Select the lines of the records containing the word "учреждений" and list them.

[Records]
=-=-=
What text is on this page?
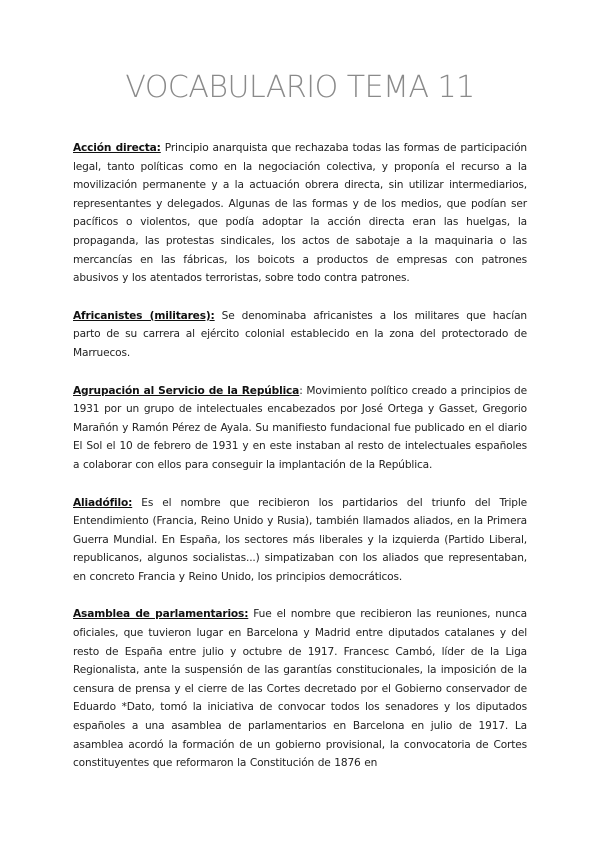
VOCABULARIO TEMA 11

Acción directa: Principio anarquista que rechazaba todas las formas de participación legal, tanto políticas como en la negociación colectiva, y proponía el recurso a la movilización permanente y a la actuación obrera directa, sin utilizar intermediarios, representantes y delegados. Algunas de las formas y de los medios, que podían ser pacíficos o violentos, que podía adoptar la acción directa eran las huelgas, la propaganda, las protestas sindicales, los actos de sabotaje a la maquinaria o las mercancías en las fábricas, los boicots a productos de empresas con patrones abusivos y los atentados terroristas, sobre todo contra patrones.

Africanistes (militares): Se denominaba africanistes a los militares que hacían parto de su carrera al ejército colonial establecido en la zona del protectorado de Marruecos.

Agrupación al Servicio de la República: Movimiento político creado a principios de 1931 por un grupo de intelectuales encabezados por José Ortega y Gasset, Gregorio Marañón y Ramón Pérez de Ayala. Su manifiesto fundacional fue publicado en el diario El Sol el 10 de febrero de 1931 y en este instaban al resto de intelectuales españoles a colaborar con ellos para conseguir la implantación de la República.

Aliadófilo: Es el nombre que recibieron los partidarios del triunfo del Triple Entendimiento (Francia, Reino Unido y Rusia), también llamados aliados, en la Primera Guerra Mundial. En España, los sectores más liberales y la izquierda (Partido Liberal, republicanos, algunos socialistas...) simpatizaban con los aliados que representaban, en concreto Francia y Reino Unido, los principios democráticos.

Asamblea de parlamentarios: Fue el nombre que recibieron las reuniones, nunca oficiales, que tuvieron lugar en Barcelona y Madrid entre diputados catalanes y del resto de España entre julio y octubre de 1917. Francesc Cambó, líder de la Liga Regionalista, ante la suspensión de las garantías constitucionales, la imposición de la censura de prensa y el cierre de las Cortes decretado por el Gobierno conservador de Eduardo *Dato, tomó la iniciativa de convocar todos los senadores y los diputados españoles a una asamblea de parlamentarios en Barcelona en julio de 1917. La asamblea acordó la formación de un gobierno provisional, la convocatoria de Cortes constituyentes que reformaron la Constitución de 1876 en
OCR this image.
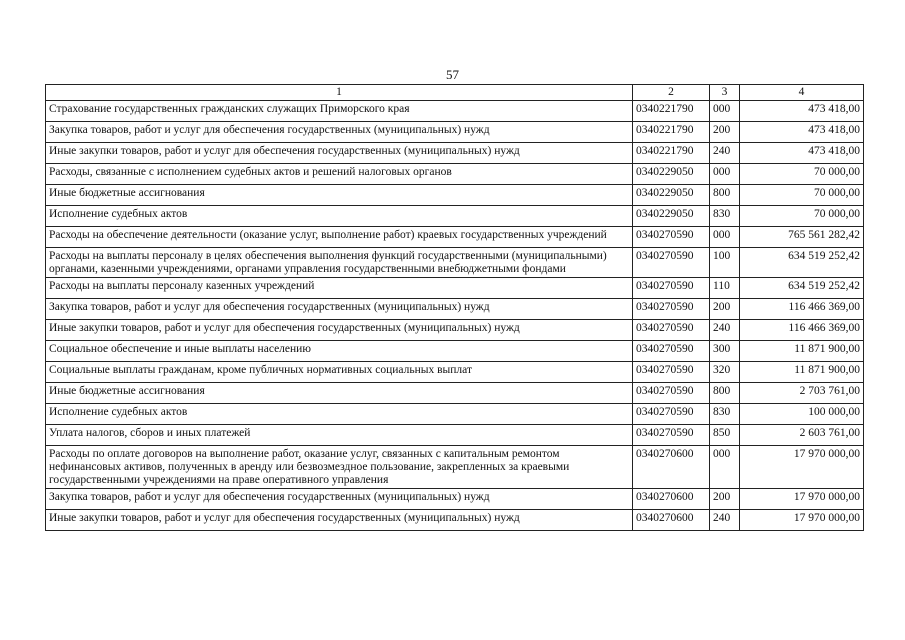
57
1	2	3	4
Страхование государственных гражданских служащих Приморского края	0340221790	000	473 418,00
Закупка товаров, работ и услуг для обеспечения государственных (муниципальных) нужд	0340221790	200	473 418,00
Иные закупки товаров, работ и услуг для обеспечения государственных (муниципальных) нужд	0340221790	240	473 418,00
Расходы, связанные с исполнением судебных актов и решений налоговых органов	0340229050	000	70 000,00
Иные бюджетные ассигнования	0340229050	800	70 000,00
Исполнение судебных актов	0340229050	830	70 000,00
Расходы на обеспечение деятельности (оказание услуг, выполнение работ) краевых государственных учреждений	0340270590	000	765 561 282,42
Расходы на выплаты персоналу в целях обеспечения выполнения функций государственными (муниципальными) органами, казенными учреждениями, органами управления государственными внебюджетными фондами	0340270590	100	634 519 252,42
Расходы на выплаты персоналу казенных учреждений	0340270590	110	634 519 252,42
Закупка товаров, работ и услуг для обеспечения государственных (муниципальных) нужд	0340270590	200	116 466 369,00
Иные закупки товаров, работ и услуг для обеспечения государственных (муниципальных) нужд	0340270590	240	116 466 369,00
Социальное обеспечение и иные выплаты населению	0340270590	300	11 871 900,00
Социальные выплаты гражданам, кроме публичных нормативных социальных выплат	0340270590	320	11 871 900,00
Иные бюджетные ассигнования	0340270590	800	2 703 761,00
Исполнение судебных актов	0340270590	830	100 000,00
Уплата налогов, сборов и иных платежей	0340270590	850	2 603 761,00
Расходы по оплате договоров на выполнение работ, оказание услуг, связанных с капитальным ремонтом нефинансовых активов, полученных в аренду или безвозмездное пользование, закрепленных за краевыми государственными учреждениями на праве оперативного управления	0340270600	000	17 970 000,00
Закупка товаров, работ и услуг для обеспечения государственных (муниципальных) нужд	0340270600	200	17 970 000,00
Иные закупки товаров, работ и услуг для обеспечения государственных (муниципальных) нужд	0340270600	240	17 970 000,00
=-=-=
» Complete answer
Расходы на обеспечение деятельности (оказание услуг, выполнение работ) краевых государственных учреждений	0340270590	000	765 561 282,42
Расходы на выплаты персоналу казенных учреждений	0340270590	110	634 519 252,42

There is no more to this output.